▶ **Problem requirements**
Keep every line where the word "Hong" appears; drop the rest.

---*---

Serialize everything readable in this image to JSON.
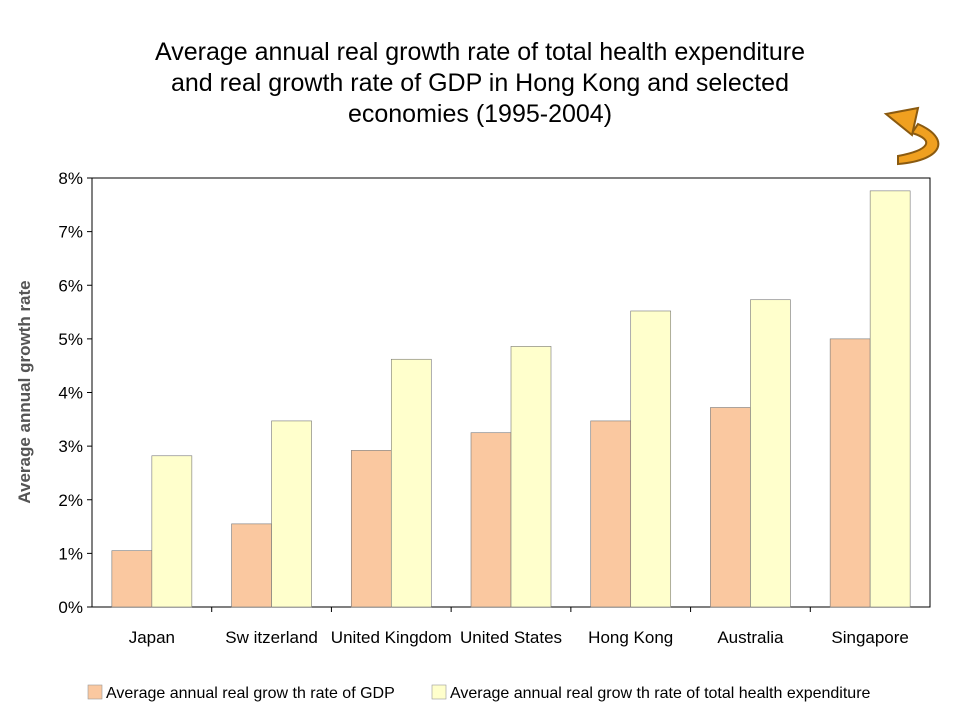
{
  "title_lines": [
    "Average annual real growth rate of total health expenditure",
    "and real growth rate of GDP in Hong Kong and selected",
    "economies (1995-2004)"
  ],
  "decor": {
    "arrow_icon": "curved-return-arrow-icon",
    "arrow_color": "#f0a020"
  },
  "chart_data": {
    "type": "bar",
    "title": "Average annual real growth rate of total health expenditure and real growth rate of GDP in Hong Kong and selected economies (1995-2004)",
    "xlabel": "",
    "ylabel": "Average annual growth rate",
    "ylim": [
      0,
      8
    ],
    "yticks": [
      0,
      1,
      2,
      3,
      4,
      5,
      6,
      7,
      8
    ],
    "ytick_suffix": "%",
    "grid": false,
    "legend_position": "bottom",
    "categories": [
      "Japan",
      "Sw itzerland",
      "United Kingdom",
      "United States",
      "Hong Kong",
      "Australia",
      "Singapore"
    ],
    "series": [
      {
        "name": "Average annual real grow th rate of GDP",
        "color": "#fac8a0",
        "values": [
          1.05,
          1.55,
          2.92,
          3.25,
          3.47,
          3.72,
          5.0
        ]
      },
      {
        "name": "Average annual real grow th rate of total health expenditure",
        "color": "#ffffcc",
        "values": [
          2.82,
          3.47,
          4.62,
          4.86,
          5.52,
          5.73,
          7.76
        ]
      }
    ]
  }
}
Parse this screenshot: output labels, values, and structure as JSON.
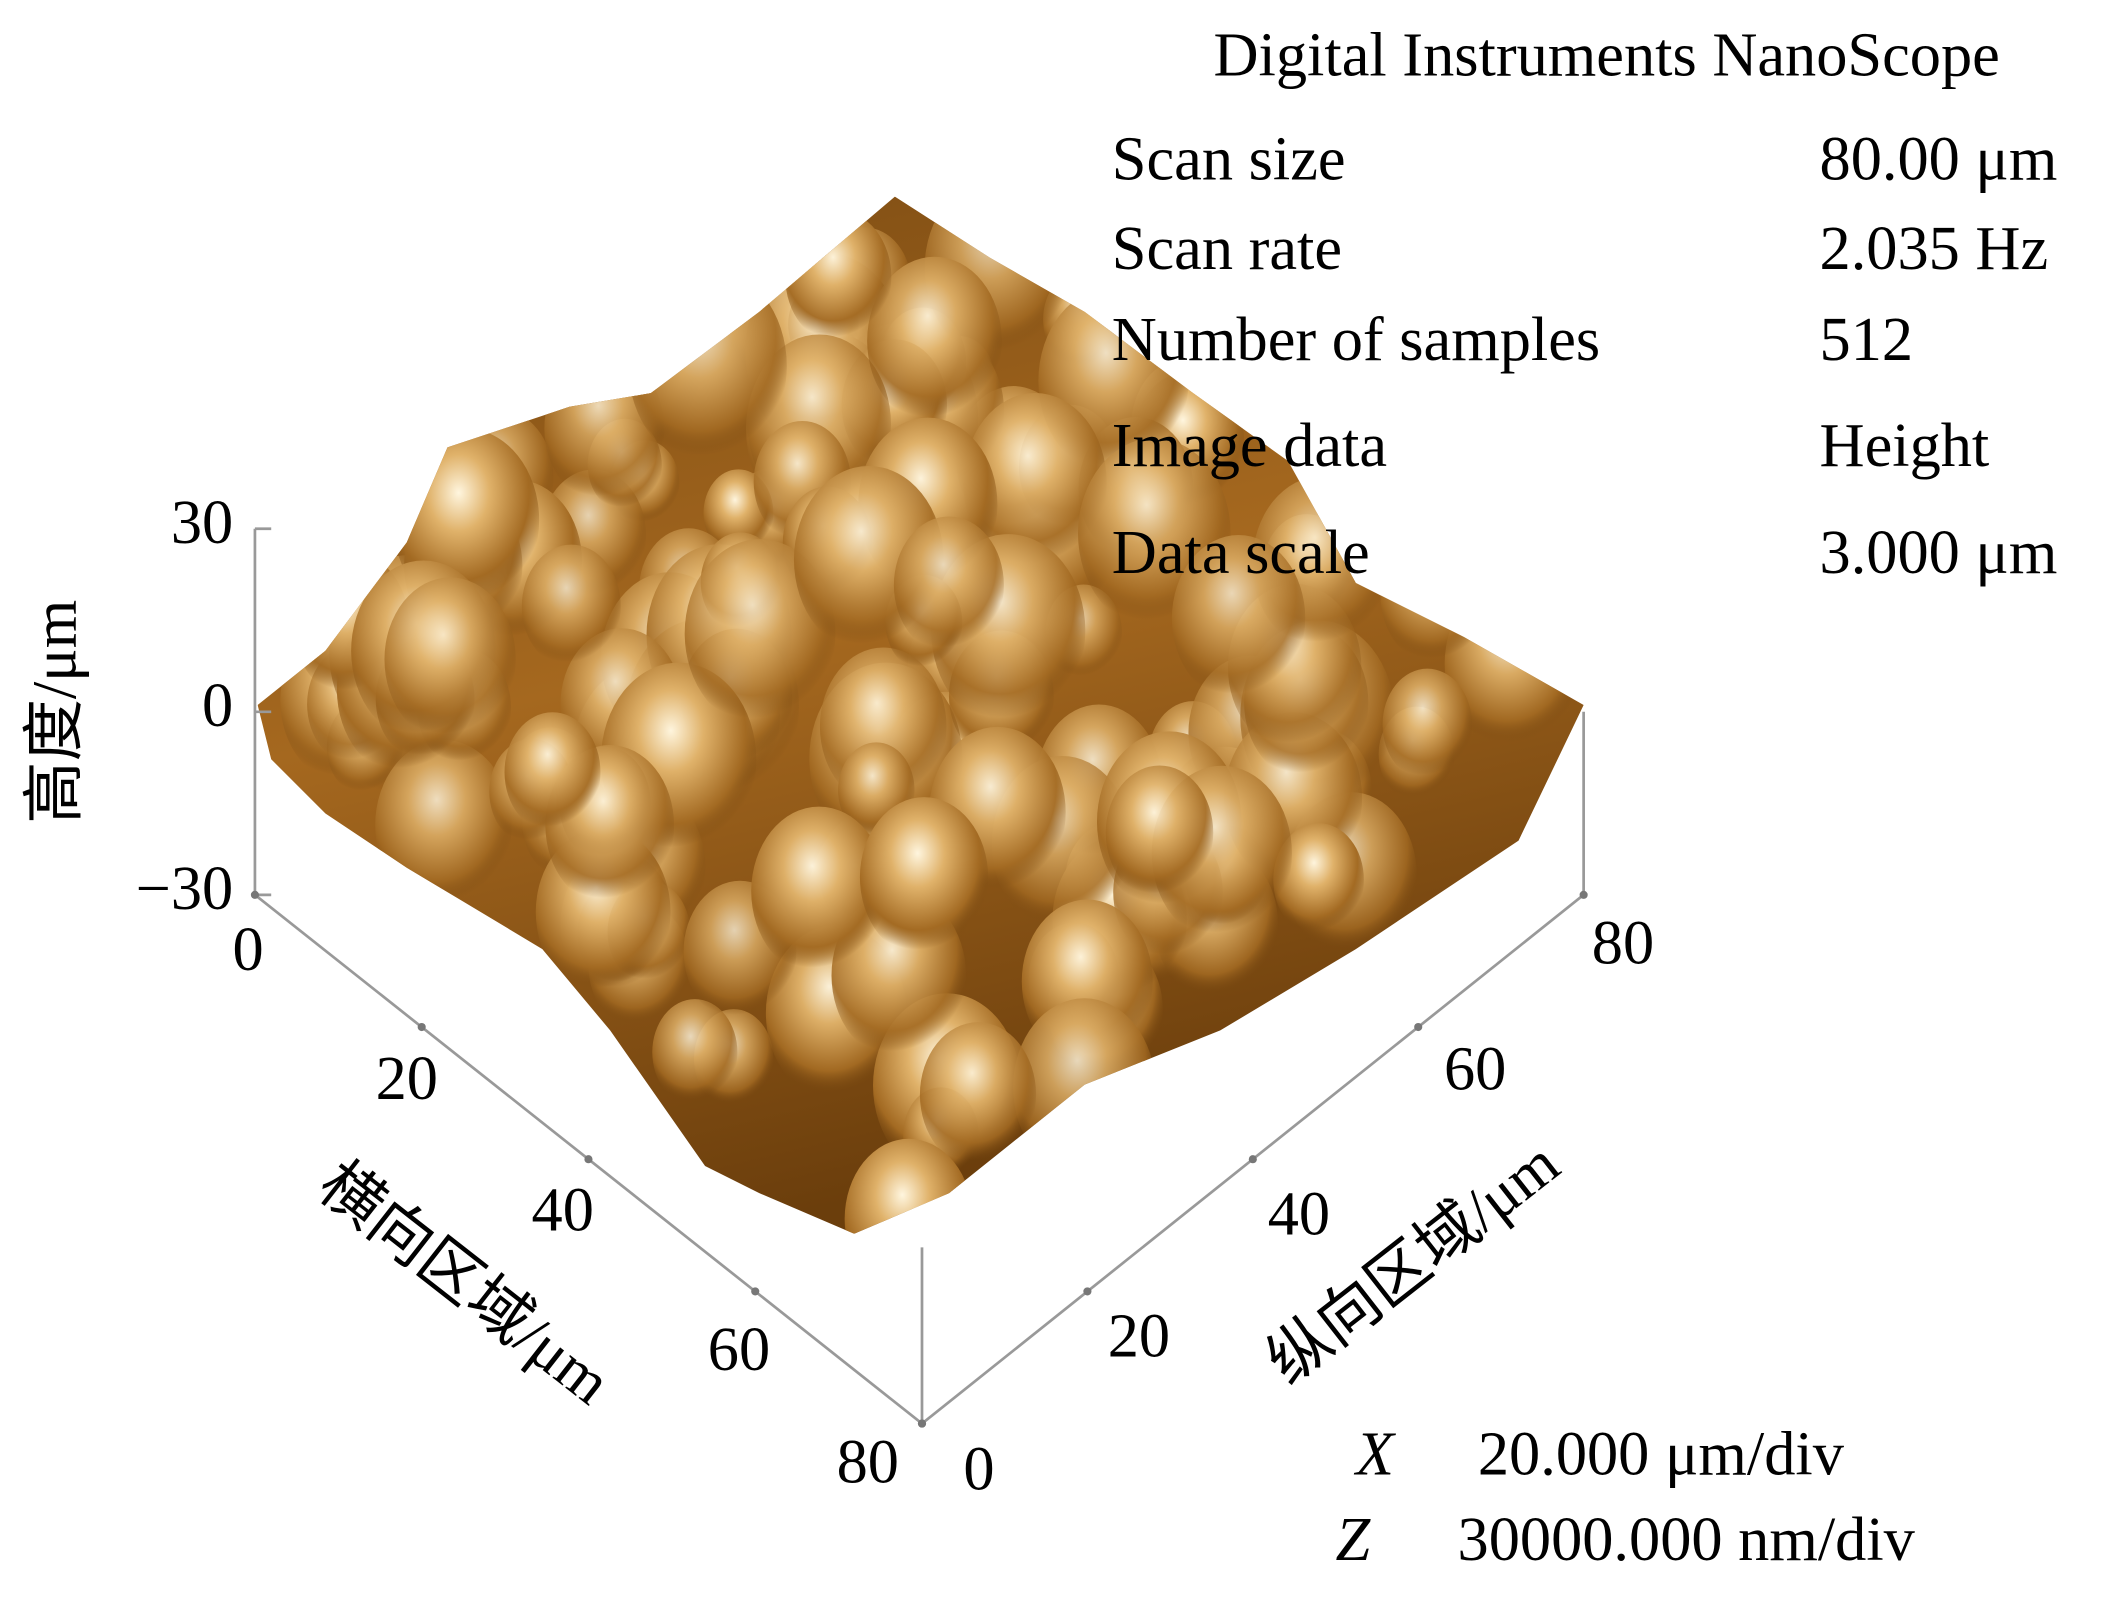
{
  "header": {
    "title": "Digital Instruments NanoScope"
  },
  "parameters": [
    {
      "label": "Scan size",
      "value": "80.00 μm"
    },
    {
      "label": "Scan rate",
      "value": "2.035 Hz"
    },
    {
      "label": "Number of samples",
      "value": "512"
    },
    {
      "label": "Image data",
      "value": "Height"
    },
    {
      "label": "Data scale",
      "value": "3.000 μm"
    }
  ],
  "axes": {
    "z": {
      "title": "高度/μm",
      "ticks": [
        "30",
        "0",
        "−30"
      ]
    },
    "x": {
      "title": "横向区域/μm",
      "ticks": [
        "0",
        "20",
        "40",
        "60",
        "80"
      ]
    },
    "y": {
      "title": "纵向区域/μm",
      "ticks": [
        "0",
        "20",
        "40",
        "60",
        "80"
      ]
    }
  },
  "scales": [
    {
      "axis": "X",
      "value": "20.000 μm/div"
    },
    {
      "axis": "Z",
      "value": "30000.000 nm/div"
    }
  ]
}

---*---

▶ **Exercise result**
    "and real growth rate of GDP in Hong Kong and selected",
    "title": "Average annual real growth rate of total health expenditure and real growth rate of GDP in Hong Kong and selected economies (1995-2004)",
      "Hong Kong",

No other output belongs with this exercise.